BEGIN

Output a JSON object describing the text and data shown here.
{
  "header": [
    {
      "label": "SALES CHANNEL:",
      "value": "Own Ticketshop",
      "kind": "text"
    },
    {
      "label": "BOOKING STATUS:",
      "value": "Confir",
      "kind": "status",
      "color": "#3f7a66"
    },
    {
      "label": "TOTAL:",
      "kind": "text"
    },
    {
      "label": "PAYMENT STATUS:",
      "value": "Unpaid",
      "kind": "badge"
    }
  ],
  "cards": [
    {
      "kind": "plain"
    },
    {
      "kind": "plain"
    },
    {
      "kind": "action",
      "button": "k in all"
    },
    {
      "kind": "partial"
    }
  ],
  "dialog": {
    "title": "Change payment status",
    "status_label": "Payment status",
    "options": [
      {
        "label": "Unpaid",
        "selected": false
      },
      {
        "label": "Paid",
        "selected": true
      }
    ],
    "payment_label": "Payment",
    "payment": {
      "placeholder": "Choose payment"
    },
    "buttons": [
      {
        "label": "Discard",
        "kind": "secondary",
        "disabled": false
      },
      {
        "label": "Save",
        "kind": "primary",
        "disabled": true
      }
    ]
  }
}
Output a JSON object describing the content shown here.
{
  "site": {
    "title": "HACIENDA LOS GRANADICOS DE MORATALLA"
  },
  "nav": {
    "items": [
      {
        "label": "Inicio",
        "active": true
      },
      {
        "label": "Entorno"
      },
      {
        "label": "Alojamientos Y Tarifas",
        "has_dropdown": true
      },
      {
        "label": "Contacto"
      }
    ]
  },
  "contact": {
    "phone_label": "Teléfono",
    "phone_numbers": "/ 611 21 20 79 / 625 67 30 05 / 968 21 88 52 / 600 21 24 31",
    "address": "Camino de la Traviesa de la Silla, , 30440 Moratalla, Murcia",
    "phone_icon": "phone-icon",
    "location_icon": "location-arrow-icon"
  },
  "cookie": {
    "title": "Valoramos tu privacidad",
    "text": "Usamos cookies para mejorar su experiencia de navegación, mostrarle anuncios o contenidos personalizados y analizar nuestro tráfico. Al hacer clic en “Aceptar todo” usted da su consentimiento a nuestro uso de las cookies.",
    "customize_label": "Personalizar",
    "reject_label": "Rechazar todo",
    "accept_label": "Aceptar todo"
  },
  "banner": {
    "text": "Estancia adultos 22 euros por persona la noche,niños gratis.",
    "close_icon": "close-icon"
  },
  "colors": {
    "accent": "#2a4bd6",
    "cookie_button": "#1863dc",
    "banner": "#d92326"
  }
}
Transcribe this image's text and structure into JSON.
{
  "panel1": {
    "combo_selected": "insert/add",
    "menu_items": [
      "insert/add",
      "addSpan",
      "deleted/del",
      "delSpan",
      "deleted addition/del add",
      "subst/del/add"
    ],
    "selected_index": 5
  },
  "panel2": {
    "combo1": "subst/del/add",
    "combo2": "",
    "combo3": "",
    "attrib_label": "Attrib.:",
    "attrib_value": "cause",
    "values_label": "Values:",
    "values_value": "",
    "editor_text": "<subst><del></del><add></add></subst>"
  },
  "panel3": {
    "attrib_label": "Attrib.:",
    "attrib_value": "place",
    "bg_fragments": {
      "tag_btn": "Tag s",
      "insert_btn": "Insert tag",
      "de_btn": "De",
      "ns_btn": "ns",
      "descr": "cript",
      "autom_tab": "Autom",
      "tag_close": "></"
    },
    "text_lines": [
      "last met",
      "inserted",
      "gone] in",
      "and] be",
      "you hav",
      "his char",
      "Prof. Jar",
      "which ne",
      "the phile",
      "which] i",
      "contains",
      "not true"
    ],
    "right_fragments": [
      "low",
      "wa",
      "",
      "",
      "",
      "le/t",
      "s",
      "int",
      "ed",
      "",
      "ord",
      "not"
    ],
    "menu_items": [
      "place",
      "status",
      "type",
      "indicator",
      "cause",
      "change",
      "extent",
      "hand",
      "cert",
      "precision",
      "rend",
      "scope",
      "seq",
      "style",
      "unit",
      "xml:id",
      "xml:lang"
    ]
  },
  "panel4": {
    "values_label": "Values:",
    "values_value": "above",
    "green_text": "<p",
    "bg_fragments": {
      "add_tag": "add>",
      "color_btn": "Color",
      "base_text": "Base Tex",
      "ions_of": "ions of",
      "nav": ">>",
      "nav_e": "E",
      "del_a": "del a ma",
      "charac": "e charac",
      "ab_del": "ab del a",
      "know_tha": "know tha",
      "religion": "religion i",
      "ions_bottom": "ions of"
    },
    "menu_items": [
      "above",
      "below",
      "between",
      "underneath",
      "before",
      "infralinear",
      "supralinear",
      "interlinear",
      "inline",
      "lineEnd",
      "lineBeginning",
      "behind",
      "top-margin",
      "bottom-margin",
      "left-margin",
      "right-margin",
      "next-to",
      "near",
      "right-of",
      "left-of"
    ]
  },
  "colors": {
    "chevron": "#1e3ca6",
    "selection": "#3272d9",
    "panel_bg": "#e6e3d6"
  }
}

END

Write the listing out again, exactly as shown above.

Output a JSON object describing the text and data shown here.
{
  "header": [
    {
      "label": "SALES CHANNEL:",
      "value": "Own Ticketshop",
      "kind": "text"
    },
    {
      "label": "BOOKING STATUS:",
      "value": "Confir",
      "kind": "status",
      "color": "#3f7a66"
    },
    {
      "label": "TOTAL:",
      "kind": "text"
    },
    {
      "label": "PAYMENT STATUS:",
      "value": "Unpaid",
      "kind": "badge"
    }
  ],
  "cards": [
    {
      "kind": "plain"
    },
    {
      "kind": "plain"
    },
    {
      "kind": "action",
      "button": "k in all"
    },
    {
      "kind": "partial"
    }
  ],
  "dialog": {
    "title": "Change payment status",
    "status_label": "Payment status",
    "options": [
      {
        "label": "Unpaid",
        "selected": false
      },
      {
        "label": "Paid",
        "selected": true
      }
    ],
    "payment_label": "Payment",
    "payment": {
      "placeholder": "Choose payment"
    },
    "buttons": [
      {
        "label": "Discard",
        "kind": "secondary",
        "disabled": false
      },
      {
        "label": "Save",
        "kind": "primary",
        "disabled": true
      }
    ]
  }
}
Output a JSON object describing the content shown here.
{
  "site": {
    "title": "HACIENDA LOS GRANADICOS DE MORATALLA"
  },
  "nav": {
    "items": [
      {
        "label": "Inicio",
        "active": true
      },
      {
        "label": "Entorno"
      },
      {
        "label": "Alojamientos Y Tarifas",
        "has_dropdown": true
      },
      {
        "label": "Contacto"
      }
    ]
  },
  "contact": {
    "phone_label": "Teléfono",
    "phone_numbers": "/ 611 21 20 79 / 625 67 30 05 / 968 21 88 52 / 600 21 24 31",
    "address": "Camino de la Traviesa de la Silla, , 30440 Moratalla, Murcia",
    "phone_icon": "phone-icon",
    "location_icon": "location-arrow-icon"
  },
  "cookie": {
    "title": "Valoramos tu privacidad",
    "text": "Usamos cookies para mejorar su experiencia de navegación, mostrarle anuncios o contenidos personalizados y analizar nuestro tráfico. Al hacer clic en “Aceptar todo” usted da su consentimiento a nuestro uso de las cookies.",
    "customize_label": "Personalizar",
    "reject_label": "Rechazar todo",
    "accept_label": "Aceptar todo"
  },
  "banner": {
    "text": "Estancia adultos 22 euros por persona la noche,niños gratis.",
    "close_icon": "close-icon"
  },
  "colors": {
    "accent": "#2a4bd6",
    "cookie_button": "#1863dc",
    "banner": "#d92326"
  }
}
Transcribe this image's text and structure into JSON.
{
  "panel1": {
    "combo_selected": "insert/add",
    "menu_items": [
      "insert/add",
      "addSpan",
      "deleted/del",
      "delSpan",
      "deleted addition/del add",
      "subst/del/add"
    ],
    "selected_index": 5
  },
  "panel2": {
    "combo1": "subst/del/add",
    "combo2": "",
    "combo3": "",
    "attrib_label": "Attrib.:",
    "attrib_value": "cause",
    "values_label": "Values:",
    "values_value": "",
    "editor_text": "<subst><del></del><add></add></subst>"
  },
  "panel3": {
    "attrib_label": "Attrib.:",
    "attrib_value": "place",
    "bg_fragments": {
      "tag_btn": "Tag s",
      "insert_btn": "Insert tag",
      "de_btn": "De",
      "ns_btn": "ns",
      "descr": "cript",
      "autom_tab": "Autom",
      "tag_close": "></"
    },
    "text_lines": [
      "last met",
      "inserted",
      "gone] in",
      "and] be",
      "you hav",
      "his char",
      "Prof. Jar",
      "which ne",
      "the phile",
      "which] i",
      "contains",
      "not true"
    ],
    "right_fragments": [
      "low",
      "wa",
      "",
      "",
      "",
      "le/t",
      "s",
      "int",
      "ed",
      "",
      "ord",
      "not"
    ],
    "menu_items": [
      "place",
      "status",
      "type",
      "indicator",
      "cause",
      "change",
      "extent",
      "hand",
      "cert",
      "precision",
      "rend",
      "scope",
      "seq",
      "style",
      "unit",
      "xml:id",
      "xml:lang"
    ]
  },
  "panel4": {
    "values_label": "Values:",
    "values_value": "above",
    "green_text": "<p",
    "bg_fragments": {
      "add_tag": "add>",
      "color_btn": "Color",
      "base_text": "Base Tex",
      "ions_of": "ions of",
      "nav": ">>",
      "nav_e": "E",
      "del_a": "del a ma",
      "charac": "e charac",
      "ab_del": "ab del a",
      "know_tha": "know tha",
      "religion": "religion i",
      "ions_bottom": "ions of"
    },
    "menu_items": [
      "above",
      "below",
      "between",
      "underneath",
      "before",
      "infralinear",
      "supralinear",
      "interlinear",
      "inline",
      "lineEnd",
      "lineBeginning",
      "behind",
      "top-margin",
      "bottom-margin",
      "left-margin",
      "right-margin",
      "next-to",
      "near",
      "right-of",
      "left-of"
    ]
  },
  "colors": {
    "chevron": "#1e3ca6",
    "selection": "#3272d9",
    "panel_bg": "#e6e3d6"
  }
}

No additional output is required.